§ **WHAT TO WORK ON**:
Search the material below for the string "share" and list each line that holds it.

..........

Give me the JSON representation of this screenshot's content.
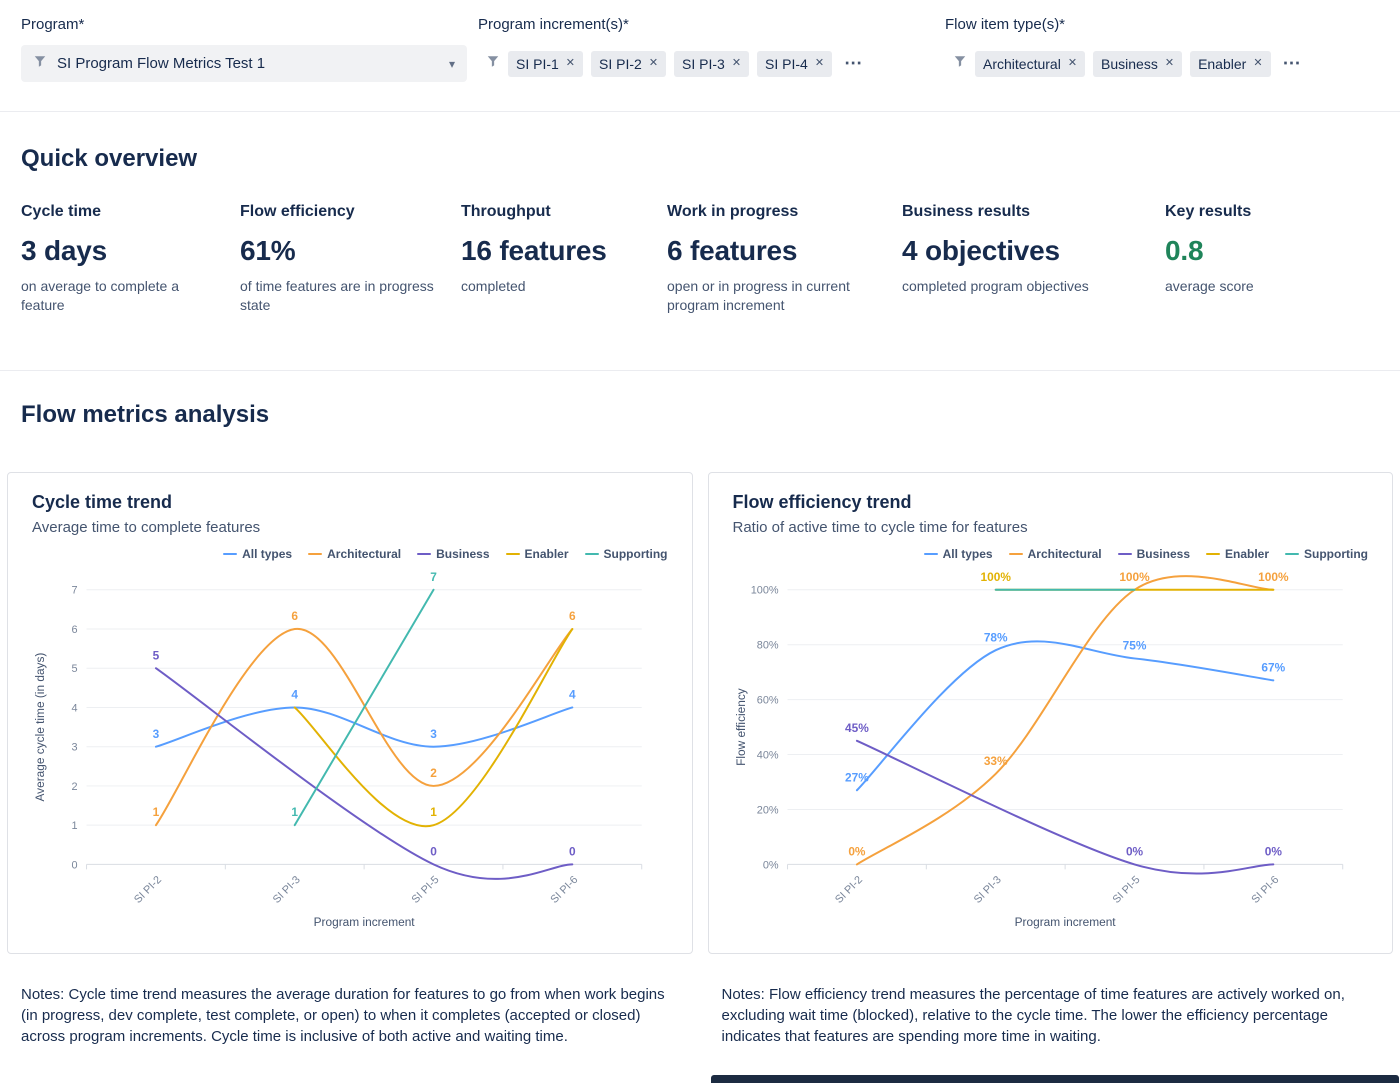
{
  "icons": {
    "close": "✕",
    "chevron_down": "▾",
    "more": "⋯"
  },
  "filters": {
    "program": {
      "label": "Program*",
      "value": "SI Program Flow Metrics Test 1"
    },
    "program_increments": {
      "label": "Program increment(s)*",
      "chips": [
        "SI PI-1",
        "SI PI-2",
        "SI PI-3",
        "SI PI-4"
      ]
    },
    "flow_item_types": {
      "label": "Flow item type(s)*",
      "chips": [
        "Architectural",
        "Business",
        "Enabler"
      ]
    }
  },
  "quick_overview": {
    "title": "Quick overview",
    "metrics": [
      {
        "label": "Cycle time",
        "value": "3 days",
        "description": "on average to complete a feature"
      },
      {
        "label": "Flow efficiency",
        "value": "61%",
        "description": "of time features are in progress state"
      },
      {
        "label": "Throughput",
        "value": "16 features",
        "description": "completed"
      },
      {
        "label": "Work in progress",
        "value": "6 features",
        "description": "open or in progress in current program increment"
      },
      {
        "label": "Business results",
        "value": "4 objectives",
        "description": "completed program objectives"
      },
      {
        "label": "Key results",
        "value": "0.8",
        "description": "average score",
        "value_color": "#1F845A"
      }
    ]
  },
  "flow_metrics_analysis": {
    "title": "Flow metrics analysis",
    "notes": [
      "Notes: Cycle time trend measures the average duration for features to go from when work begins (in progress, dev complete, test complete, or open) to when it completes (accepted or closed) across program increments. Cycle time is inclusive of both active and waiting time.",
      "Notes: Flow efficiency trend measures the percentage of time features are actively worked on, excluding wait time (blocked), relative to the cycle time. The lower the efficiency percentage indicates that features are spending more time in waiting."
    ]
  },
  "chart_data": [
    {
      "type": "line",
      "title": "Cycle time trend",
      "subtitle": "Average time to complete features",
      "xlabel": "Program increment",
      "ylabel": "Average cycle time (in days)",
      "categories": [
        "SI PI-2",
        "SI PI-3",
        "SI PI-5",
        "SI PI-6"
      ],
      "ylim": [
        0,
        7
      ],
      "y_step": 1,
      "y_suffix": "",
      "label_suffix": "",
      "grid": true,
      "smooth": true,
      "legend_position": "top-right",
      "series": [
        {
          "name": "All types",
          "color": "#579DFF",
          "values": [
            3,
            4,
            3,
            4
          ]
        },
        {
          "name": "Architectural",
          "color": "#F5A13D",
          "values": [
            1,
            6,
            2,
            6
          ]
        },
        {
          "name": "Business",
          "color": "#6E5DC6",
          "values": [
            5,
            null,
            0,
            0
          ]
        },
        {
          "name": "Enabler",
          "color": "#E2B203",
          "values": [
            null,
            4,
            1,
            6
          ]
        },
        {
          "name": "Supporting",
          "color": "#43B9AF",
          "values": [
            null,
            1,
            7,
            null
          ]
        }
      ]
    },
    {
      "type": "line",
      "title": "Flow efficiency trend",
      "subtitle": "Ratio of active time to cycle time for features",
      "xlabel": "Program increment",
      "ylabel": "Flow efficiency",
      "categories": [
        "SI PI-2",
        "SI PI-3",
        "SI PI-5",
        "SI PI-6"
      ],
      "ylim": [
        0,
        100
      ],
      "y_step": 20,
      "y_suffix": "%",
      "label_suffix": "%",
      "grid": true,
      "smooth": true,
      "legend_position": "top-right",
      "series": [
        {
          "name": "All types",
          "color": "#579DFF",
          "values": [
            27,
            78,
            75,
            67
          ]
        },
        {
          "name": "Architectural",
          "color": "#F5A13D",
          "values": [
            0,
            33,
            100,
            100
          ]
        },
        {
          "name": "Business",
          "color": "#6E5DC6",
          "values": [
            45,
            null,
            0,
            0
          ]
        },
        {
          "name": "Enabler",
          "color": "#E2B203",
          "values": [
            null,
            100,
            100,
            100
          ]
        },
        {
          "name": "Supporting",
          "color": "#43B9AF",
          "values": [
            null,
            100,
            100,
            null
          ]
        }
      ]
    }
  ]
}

..........

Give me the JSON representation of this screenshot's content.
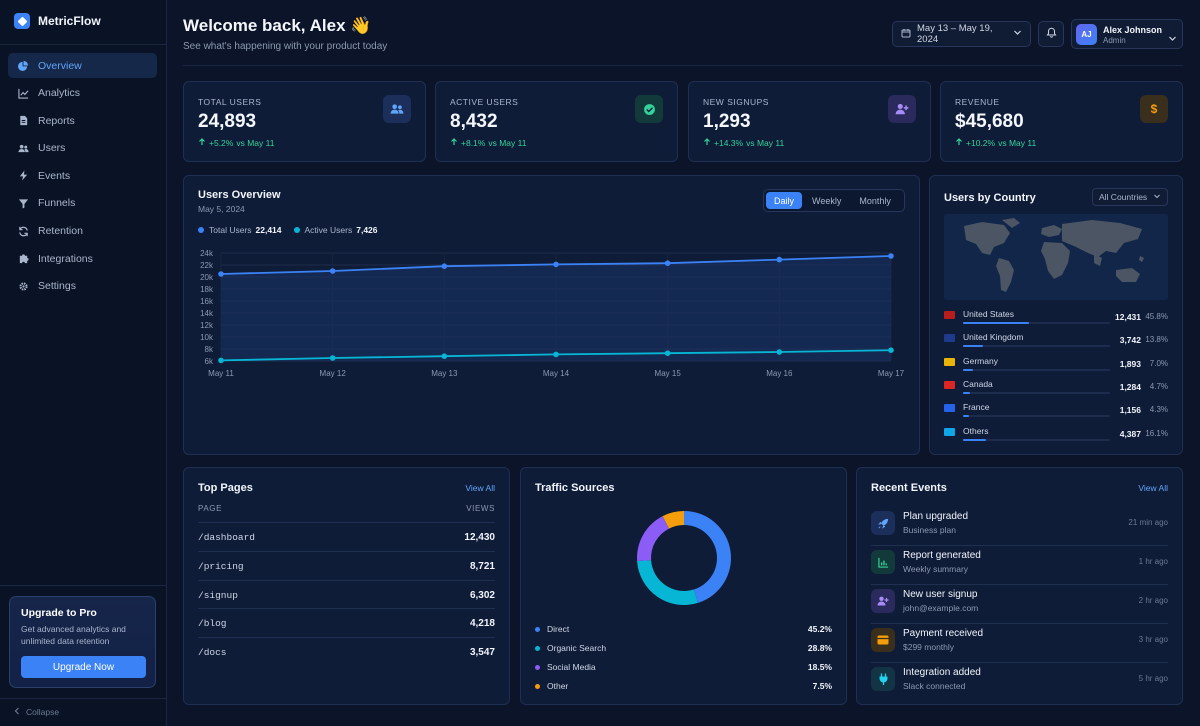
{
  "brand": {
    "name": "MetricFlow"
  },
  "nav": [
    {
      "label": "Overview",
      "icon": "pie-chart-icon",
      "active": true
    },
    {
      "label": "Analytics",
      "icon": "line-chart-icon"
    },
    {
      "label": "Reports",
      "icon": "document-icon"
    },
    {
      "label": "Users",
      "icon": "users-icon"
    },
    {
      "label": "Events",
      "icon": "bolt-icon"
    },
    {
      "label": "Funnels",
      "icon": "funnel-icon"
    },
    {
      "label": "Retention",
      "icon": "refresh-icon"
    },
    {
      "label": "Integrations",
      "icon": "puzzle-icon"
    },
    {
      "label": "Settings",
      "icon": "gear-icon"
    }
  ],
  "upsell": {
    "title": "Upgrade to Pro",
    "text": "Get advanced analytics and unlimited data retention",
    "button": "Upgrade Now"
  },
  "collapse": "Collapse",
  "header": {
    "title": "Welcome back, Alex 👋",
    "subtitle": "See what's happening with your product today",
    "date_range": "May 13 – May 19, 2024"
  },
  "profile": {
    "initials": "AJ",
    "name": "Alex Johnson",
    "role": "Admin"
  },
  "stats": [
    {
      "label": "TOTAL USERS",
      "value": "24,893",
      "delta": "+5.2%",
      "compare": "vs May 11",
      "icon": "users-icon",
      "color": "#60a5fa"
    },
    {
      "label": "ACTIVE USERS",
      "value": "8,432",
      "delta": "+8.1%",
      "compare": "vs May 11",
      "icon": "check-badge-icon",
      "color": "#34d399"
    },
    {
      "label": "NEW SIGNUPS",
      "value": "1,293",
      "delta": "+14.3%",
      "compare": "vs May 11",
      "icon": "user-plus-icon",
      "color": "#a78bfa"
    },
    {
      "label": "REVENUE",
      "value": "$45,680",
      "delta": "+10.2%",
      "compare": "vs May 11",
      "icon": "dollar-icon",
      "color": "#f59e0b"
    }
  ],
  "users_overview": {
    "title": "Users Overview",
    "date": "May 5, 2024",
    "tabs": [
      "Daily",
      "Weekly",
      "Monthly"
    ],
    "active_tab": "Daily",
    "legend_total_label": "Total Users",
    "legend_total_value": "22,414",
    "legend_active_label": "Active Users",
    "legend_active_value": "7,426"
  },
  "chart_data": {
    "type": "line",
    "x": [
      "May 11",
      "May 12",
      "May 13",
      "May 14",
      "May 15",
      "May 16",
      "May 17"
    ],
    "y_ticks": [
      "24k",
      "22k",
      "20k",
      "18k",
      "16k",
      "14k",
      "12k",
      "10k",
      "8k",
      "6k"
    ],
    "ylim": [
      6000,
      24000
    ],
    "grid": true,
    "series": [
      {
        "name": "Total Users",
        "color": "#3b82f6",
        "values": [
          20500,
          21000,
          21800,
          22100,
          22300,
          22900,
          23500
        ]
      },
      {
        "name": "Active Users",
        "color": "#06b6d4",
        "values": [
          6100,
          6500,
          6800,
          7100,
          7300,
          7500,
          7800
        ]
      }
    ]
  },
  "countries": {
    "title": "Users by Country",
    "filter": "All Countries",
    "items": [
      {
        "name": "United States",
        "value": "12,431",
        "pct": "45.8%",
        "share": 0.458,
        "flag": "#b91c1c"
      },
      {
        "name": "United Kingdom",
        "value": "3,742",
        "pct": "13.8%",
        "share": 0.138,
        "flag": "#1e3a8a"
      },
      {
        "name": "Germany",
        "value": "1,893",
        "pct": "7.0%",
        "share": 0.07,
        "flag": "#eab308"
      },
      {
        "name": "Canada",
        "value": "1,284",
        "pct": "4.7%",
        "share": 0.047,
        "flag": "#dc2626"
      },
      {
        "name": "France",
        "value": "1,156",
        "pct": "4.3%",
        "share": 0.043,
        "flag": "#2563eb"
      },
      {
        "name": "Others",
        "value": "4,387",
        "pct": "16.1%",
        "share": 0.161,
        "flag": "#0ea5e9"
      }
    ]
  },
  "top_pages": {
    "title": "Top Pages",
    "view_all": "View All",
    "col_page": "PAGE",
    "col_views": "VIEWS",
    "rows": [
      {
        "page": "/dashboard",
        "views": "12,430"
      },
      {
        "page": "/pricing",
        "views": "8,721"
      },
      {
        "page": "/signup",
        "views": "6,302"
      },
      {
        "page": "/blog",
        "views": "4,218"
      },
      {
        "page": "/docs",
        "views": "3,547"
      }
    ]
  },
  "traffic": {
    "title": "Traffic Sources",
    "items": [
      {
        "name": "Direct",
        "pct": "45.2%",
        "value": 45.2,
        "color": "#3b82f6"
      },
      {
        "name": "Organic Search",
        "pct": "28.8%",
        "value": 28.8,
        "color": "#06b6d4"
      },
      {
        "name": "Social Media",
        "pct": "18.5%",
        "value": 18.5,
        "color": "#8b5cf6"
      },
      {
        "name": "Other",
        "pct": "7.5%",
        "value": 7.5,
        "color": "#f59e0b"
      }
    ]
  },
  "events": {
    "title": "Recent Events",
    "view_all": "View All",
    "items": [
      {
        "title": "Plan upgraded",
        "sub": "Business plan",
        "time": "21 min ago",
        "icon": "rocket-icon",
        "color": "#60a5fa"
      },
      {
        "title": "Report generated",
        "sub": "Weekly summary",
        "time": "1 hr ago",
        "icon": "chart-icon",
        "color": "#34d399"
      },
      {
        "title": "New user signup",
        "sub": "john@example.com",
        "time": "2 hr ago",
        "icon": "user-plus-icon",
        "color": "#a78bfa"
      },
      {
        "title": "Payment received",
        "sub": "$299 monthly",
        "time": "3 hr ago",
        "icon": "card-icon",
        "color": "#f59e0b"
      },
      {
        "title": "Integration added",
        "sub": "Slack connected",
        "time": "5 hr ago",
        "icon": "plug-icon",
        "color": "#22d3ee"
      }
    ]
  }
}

..........

§ **SOLUTION BELOW**:
        "share": 0.458,
        "share": 0.138,
        "share": 0.07,
        "share": 0.047,
        "share": 0.043,
        "share": 0.161,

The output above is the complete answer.